● **Task goal**: Search the records below for the word "collect" and show every line where it occurs.

● **Listed records**:
--------------------

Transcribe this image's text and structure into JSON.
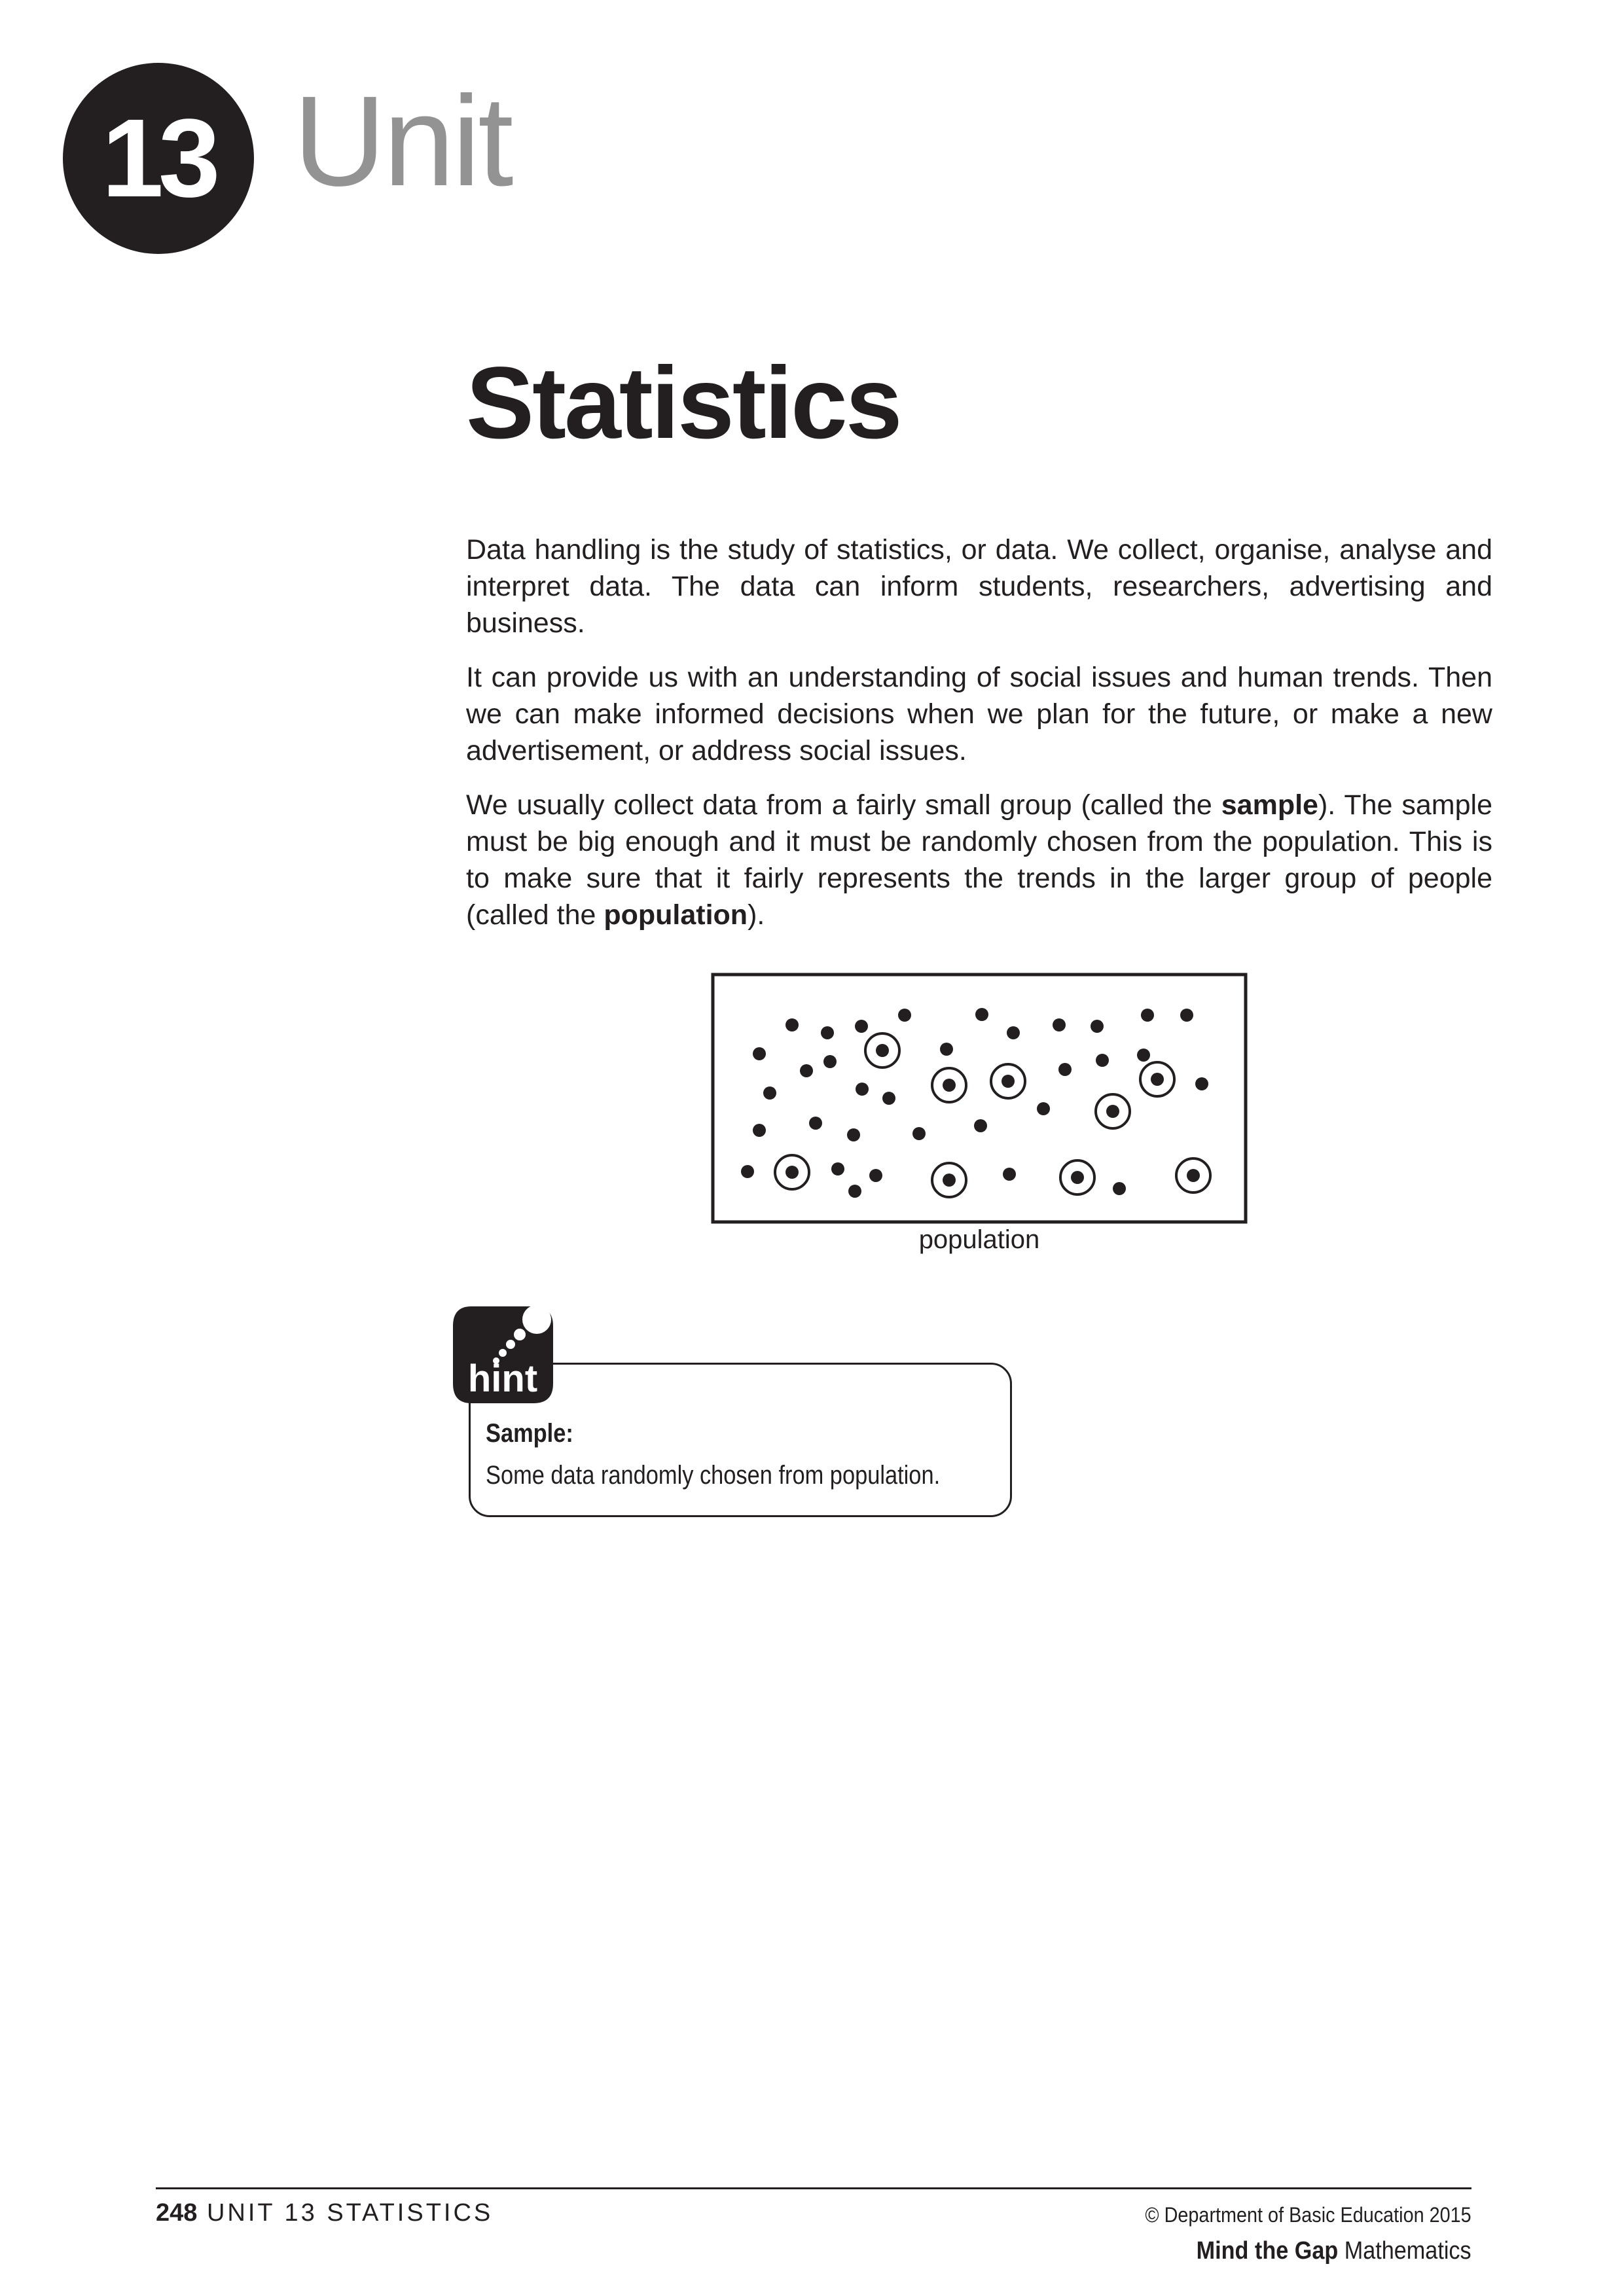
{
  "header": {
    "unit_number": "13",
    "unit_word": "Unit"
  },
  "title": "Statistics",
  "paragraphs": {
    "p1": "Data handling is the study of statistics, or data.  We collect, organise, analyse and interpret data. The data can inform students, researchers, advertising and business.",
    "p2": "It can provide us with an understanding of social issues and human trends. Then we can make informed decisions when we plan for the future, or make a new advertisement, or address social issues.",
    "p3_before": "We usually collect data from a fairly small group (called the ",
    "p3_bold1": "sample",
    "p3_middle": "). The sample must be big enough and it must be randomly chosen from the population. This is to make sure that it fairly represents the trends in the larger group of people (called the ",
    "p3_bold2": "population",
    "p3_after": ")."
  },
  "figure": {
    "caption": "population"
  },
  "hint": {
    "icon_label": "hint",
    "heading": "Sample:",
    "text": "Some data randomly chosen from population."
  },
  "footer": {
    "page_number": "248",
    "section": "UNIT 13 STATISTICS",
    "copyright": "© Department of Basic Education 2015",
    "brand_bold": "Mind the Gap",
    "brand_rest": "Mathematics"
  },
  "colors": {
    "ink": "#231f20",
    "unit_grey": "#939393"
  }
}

--------------------

● **Task solution**:
    "p1": "Data handling is the study of statistics, or data.  We collect, organise, analyse and interpret data. The data can inform students, researchers, advertising and business.",
    "p3_before": "We usually collect data from a fairly small group (called the ",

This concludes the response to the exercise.